**GIVEN PROBLEM**
Lines that hold the string "foto" are to be counted; give only their number.

━━━━

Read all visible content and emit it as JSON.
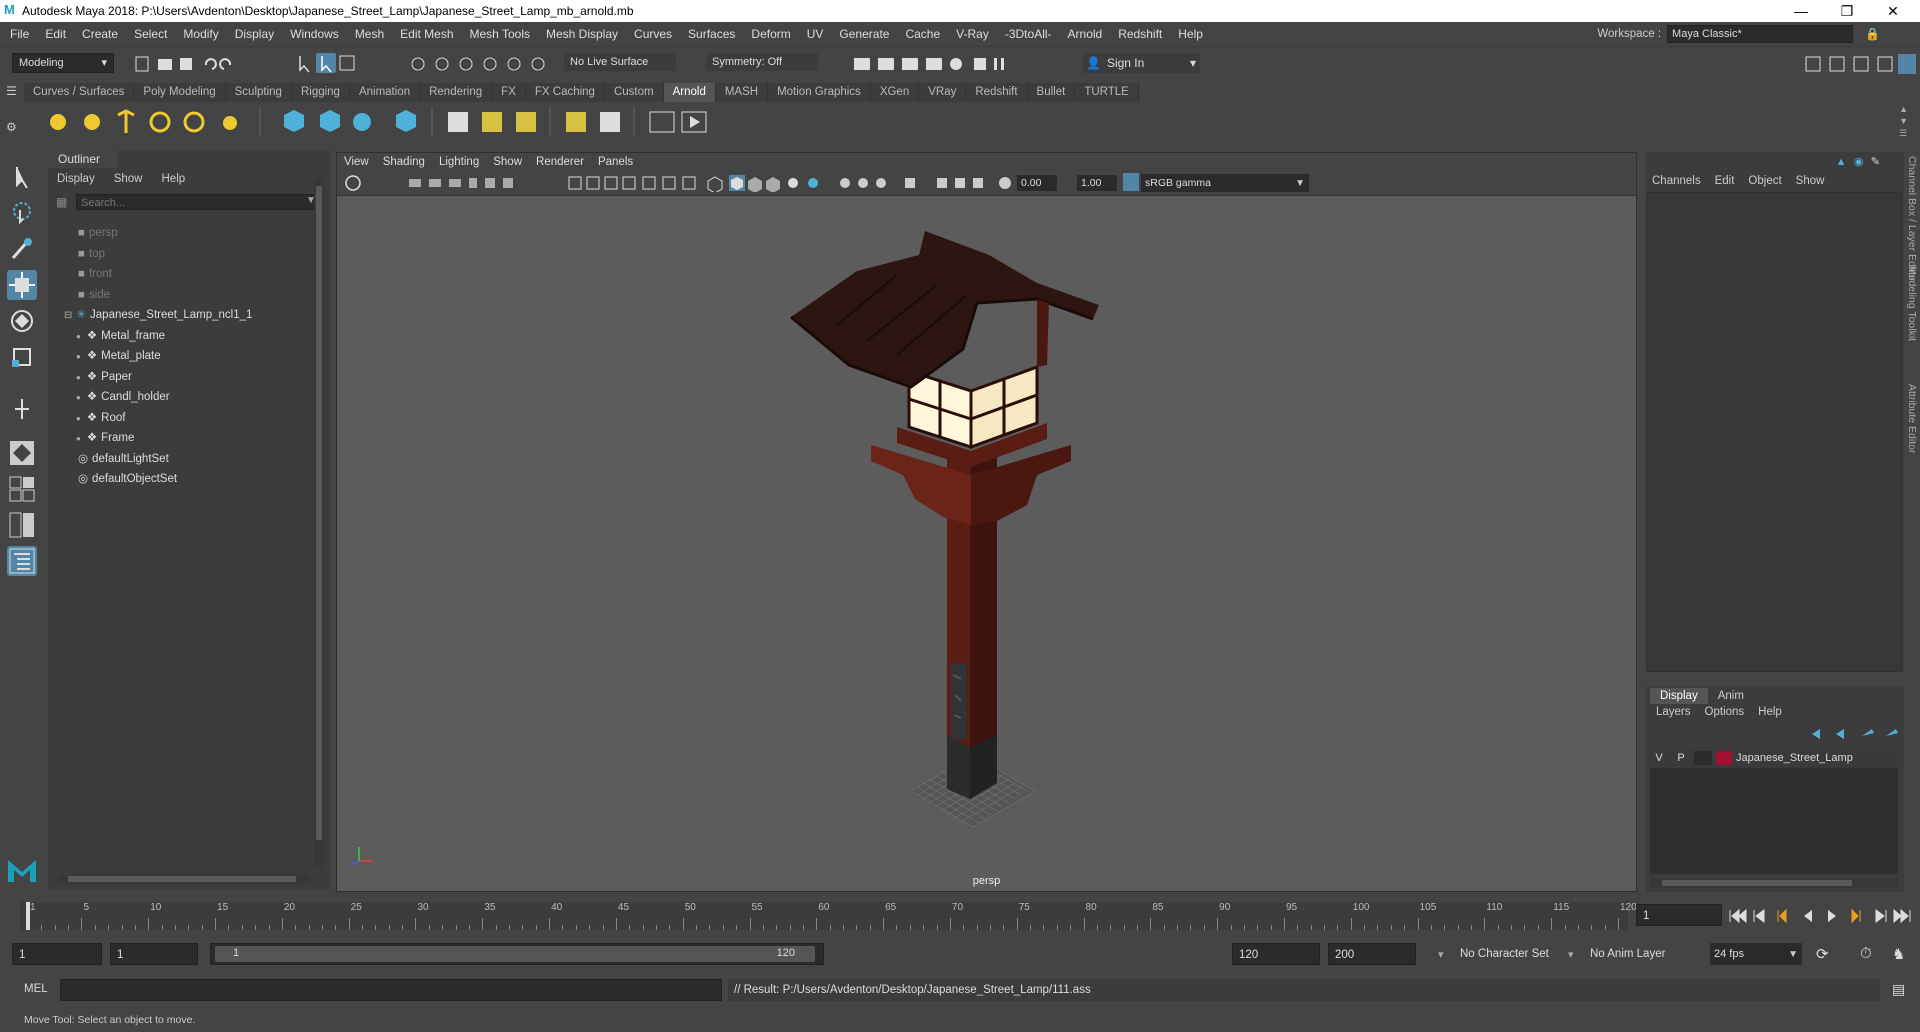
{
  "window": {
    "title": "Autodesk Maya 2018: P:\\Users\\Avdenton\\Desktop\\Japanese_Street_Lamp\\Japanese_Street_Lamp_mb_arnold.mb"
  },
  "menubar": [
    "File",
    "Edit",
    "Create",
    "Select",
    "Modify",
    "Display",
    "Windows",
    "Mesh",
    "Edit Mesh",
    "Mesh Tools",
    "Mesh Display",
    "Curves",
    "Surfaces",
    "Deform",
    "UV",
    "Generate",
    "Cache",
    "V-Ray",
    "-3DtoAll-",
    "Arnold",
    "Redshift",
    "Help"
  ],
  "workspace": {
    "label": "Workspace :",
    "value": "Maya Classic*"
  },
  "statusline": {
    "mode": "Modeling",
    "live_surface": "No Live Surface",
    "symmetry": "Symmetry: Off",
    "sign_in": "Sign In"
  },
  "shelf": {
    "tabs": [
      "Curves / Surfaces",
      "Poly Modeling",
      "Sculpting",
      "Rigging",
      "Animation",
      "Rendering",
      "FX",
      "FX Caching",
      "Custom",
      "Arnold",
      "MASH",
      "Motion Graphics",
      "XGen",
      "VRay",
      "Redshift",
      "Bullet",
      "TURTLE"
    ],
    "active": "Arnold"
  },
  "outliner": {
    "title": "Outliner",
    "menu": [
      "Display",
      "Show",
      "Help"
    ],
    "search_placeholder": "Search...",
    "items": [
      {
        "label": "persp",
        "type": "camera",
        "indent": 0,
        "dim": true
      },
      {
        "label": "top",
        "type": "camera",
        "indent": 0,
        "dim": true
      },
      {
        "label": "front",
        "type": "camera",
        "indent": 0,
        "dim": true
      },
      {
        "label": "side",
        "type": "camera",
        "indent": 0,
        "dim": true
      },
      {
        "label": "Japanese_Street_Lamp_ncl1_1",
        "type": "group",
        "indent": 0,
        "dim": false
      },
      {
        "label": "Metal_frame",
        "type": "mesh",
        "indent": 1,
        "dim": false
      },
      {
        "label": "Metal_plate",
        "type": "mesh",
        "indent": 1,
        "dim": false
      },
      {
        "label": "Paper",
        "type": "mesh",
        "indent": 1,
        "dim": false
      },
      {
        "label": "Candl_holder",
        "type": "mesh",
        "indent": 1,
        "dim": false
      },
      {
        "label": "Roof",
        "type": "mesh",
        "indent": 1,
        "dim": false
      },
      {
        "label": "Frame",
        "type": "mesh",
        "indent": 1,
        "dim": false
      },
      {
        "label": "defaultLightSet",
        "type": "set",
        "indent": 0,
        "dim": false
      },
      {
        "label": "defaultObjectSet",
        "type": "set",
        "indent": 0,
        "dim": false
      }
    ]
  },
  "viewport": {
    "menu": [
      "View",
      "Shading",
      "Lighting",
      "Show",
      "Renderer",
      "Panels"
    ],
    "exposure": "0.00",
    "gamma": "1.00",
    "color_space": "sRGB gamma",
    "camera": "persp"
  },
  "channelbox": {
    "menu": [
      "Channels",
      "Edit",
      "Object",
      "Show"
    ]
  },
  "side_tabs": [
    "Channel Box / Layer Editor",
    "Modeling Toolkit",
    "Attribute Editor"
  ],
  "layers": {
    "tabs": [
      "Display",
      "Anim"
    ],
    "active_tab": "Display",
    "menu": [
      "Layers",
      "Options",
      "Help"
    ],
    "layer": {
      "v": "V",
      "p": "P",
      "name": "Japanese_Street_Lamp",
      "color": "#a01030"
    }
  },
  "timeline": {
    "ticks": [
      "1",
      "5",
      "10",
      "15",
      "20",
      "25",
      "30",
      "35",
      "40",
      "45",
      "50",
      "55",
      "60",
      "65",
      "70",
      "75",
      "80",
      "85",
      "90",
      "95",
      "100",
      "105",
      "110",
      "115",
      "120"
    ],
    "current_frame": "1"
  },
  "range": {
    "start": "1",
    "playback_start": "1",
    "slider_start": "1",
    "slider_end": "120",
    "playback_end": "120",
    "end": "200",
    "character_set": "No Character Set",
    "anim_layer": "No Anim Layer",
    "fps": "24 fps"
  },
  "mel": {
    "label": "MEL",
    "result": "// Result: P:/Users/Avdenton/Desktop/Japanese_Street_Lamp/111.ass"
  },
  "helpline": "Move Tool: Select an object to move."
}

━━━━

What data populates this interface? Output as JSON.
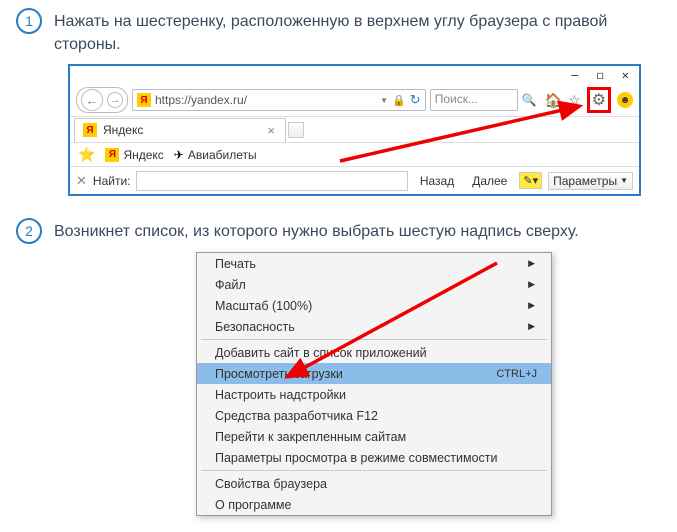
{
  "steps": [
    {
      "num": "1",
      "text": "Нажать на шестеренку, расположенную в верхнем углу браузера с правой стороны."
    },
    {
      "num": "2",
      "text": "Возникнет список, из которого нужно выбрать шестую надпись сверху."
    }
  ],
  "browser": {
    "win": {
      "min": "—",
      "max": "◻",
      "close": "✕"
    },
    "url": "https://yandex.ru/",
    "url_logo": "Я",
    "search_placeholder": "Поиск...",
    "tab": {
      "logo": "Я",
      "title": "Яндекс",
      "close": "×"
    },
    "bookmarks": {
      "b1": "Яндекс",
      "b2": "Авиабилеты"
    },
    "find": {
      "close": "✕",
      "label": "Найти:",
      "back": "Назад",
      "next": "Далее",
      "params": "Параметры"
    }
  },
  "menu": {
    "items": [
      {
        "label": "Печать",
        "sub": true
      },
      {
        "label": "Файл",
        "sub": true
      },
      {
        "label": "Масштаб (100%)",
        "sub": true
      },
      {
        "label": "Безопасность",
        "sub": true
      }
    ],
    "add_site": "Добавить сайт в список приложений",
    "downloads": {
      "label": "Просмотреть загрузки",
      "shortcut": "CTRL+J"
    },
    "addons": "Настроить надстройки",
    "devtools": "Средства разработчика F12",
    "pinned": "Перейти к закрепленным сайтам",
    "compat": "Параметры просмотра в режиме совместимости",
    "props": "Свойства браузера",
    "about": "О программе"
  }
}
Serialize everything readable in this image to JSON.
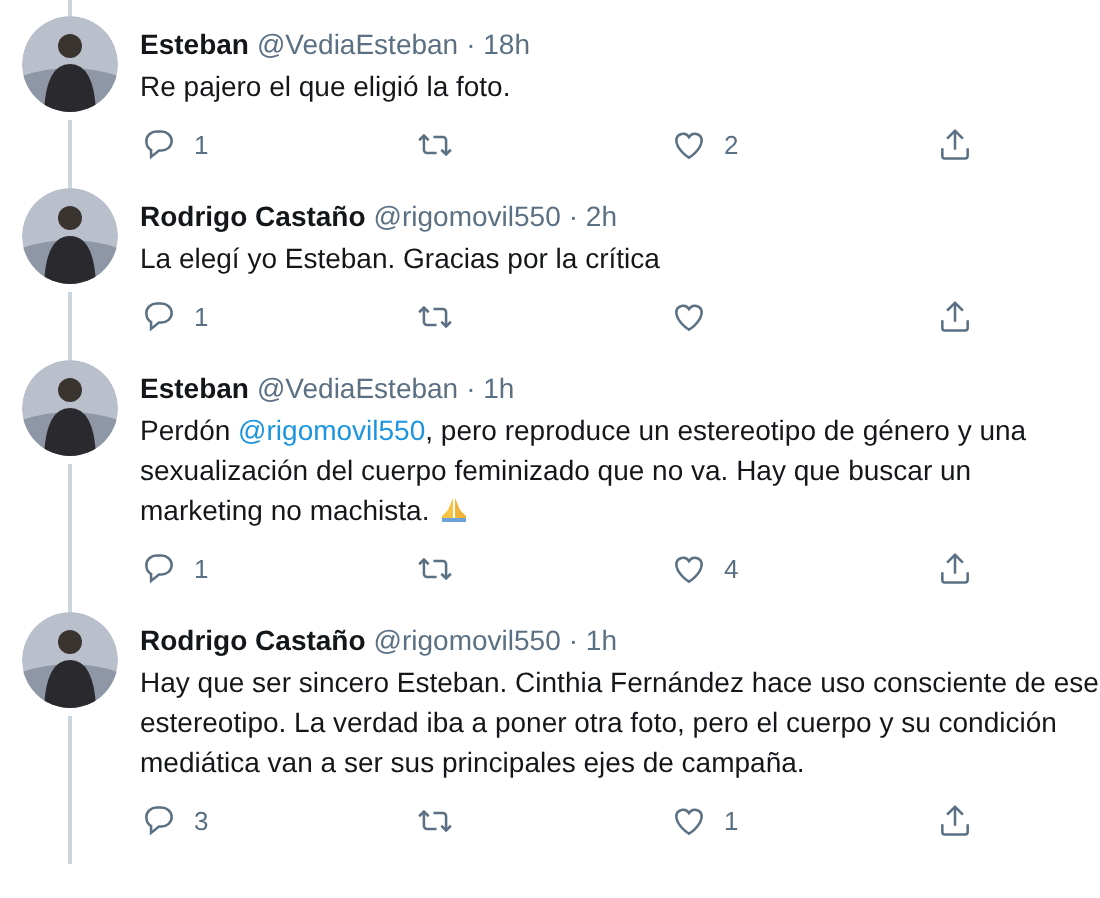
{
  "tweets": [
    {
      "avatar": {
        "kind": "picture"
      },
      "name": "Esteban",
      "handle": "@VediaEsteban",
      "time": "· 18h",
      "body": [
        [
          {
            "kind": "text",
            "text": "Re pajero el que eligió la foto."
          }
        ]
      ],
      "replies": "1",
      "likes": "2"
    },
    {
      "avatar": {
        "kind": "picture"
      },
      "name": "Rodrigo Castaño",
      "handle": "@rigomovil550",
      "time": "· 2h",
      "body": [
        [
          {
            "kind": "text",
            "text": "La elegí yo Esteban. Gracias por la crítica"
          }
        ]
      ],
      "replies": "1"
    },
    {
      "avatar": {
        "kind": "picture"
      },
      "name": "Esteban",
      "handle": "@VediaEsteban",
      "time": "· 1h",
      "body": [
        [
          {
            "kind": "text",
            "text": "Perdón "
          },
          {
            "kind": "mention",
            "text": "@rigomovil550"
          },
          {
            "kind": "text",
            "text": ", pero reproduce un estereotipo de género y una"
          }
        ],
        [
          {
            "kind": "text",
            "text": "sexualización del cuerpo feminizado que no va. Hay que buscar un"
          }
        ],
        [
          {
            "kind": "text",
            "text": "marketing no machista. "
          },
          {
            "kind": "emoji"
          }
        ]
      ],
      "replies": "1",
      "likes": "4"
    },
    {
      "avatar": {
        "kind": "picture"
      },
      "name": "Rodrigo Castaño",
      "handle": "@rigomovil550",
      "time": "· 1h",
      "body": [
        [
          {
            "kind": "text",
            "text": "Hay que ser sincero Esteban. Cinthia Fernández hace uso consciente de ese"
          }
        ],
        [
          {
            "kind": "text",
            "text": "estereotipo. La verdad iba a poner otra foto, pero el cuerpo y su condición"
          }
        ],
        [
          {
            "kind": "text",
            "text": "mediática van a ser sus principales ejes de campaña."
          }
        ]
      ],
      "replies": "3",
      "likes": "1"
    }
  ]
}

━━━━

**COMPLETE ANSWER**
2